YOUR TASK
Show every line below where "cilantro" can be found.

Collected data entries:
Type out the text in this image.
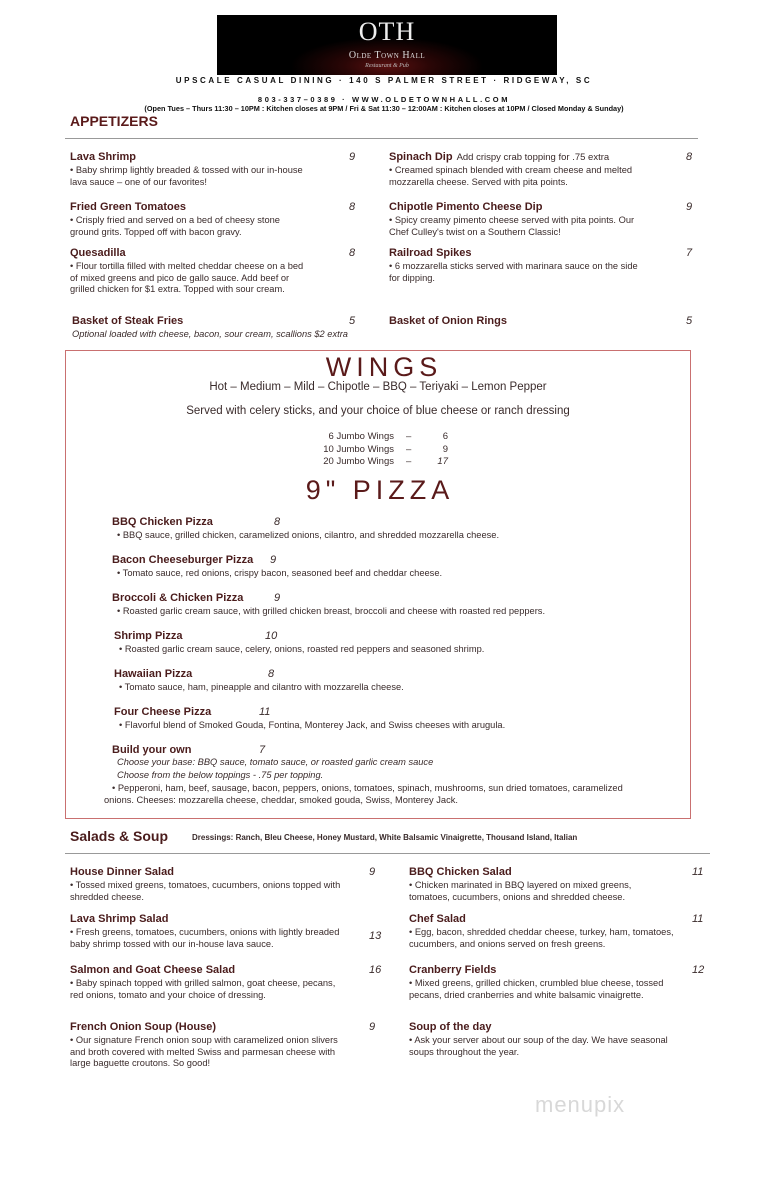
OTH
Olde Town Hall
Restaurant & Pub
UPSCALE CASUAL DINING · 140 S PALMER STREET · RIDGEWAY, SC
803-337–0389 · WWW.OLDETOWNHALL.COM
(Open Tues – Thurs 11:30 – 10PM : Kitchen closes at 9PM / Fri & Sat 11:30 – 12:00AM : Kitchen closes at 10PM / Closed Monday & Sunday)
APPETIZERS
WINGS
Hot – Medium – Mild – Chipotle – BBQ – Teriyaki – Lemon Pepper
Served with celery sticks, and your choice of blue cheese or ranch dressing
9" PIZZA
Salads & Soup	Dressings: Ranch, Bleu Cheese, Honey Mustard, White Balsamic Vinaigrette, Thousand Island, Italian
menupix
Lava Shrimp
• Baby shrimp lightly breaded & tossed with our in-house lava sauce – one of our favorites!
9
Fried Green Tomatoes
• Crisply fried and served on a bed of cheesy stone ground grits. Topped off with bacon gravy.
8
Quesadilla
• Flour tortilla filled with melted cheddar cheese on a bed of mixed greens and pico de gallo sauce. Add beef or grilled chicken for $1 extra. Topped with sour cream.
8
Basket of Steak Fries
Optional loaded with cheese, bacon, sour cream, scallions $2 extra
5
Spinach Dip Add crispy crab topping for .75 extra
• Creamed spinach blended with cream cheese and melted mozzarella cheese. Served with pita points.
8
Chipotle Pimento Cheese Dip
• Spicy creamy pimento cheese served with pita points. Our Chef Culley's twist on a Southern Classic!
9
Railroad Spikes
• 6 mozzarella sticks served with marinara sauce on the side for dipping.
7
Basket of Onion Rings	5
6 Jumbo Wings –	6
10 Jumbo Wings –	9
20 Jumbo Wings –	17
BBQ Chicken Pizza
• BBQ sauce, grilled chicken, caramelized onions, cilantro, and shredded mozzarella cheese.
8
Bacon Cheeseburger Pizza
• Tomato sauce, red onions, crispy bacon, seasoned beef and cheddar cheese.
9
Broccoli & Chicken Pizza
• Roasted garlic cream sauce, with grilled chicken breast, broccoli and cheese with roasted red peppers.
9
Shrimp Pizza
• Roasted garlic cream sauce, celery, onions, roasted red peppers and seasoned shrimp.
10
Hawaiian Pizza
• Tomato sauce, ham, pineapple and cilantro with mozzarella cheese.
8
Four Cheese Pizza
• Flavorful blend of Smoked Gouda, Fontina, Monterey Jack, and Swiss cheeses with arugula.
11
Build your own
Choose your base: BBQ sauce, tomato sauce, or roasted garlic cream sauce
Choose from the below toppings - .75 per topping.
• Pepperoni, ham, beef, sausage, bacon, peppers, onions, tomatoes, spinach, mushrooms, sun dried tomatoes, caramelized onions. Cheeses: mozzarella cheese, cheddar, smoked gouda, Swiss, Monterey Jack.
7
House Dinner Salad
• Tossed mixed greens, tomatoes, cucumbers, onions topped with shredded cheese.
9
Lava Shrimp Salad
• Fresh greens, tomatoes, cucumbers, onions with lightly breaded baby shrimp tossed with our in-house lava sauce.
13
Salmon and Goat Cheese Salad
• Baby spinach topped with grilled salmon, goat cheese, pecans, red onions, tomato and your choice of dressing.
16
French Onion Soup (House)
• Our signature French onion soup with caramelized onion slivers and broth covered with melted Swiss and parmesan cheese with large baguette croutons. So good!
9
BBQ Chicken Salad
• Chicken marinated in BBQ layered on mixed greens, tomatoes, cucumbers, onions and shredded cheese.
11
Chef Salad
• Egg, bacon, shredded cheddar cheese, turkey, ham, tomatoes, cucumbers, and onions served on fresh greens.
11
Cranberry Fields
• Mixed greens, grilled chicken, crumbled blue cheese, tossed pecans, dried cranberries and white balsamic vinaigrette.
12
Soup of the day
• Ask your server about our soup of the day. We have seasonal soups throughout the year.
* * *
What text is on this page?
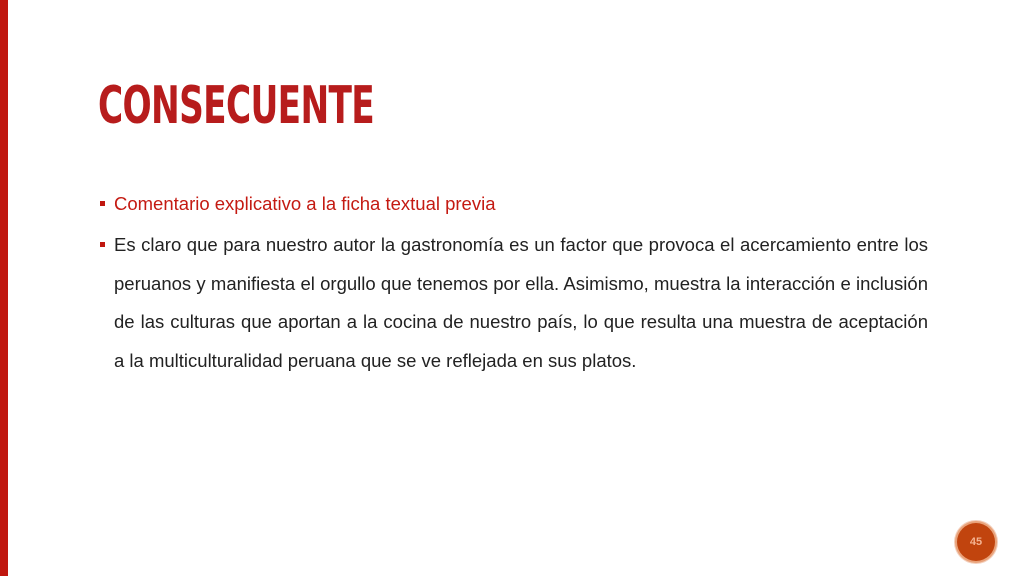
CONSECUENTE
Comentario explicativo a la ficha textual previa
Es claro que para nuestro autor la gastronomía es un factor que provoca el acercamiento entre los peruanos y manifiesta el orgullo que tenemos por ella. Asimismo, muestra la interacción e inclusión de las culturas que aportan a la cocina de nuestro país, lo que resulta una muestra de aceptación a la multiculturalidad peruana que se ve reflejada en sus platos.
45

RESPONSE TO THIS TASK
• BBQ sauce, grilled chicken, caramelized onions, cilantro, and shredded mozzarella cheese.
• Tomato sauce, ham, pineapple and cilantro with mozzarella cheese.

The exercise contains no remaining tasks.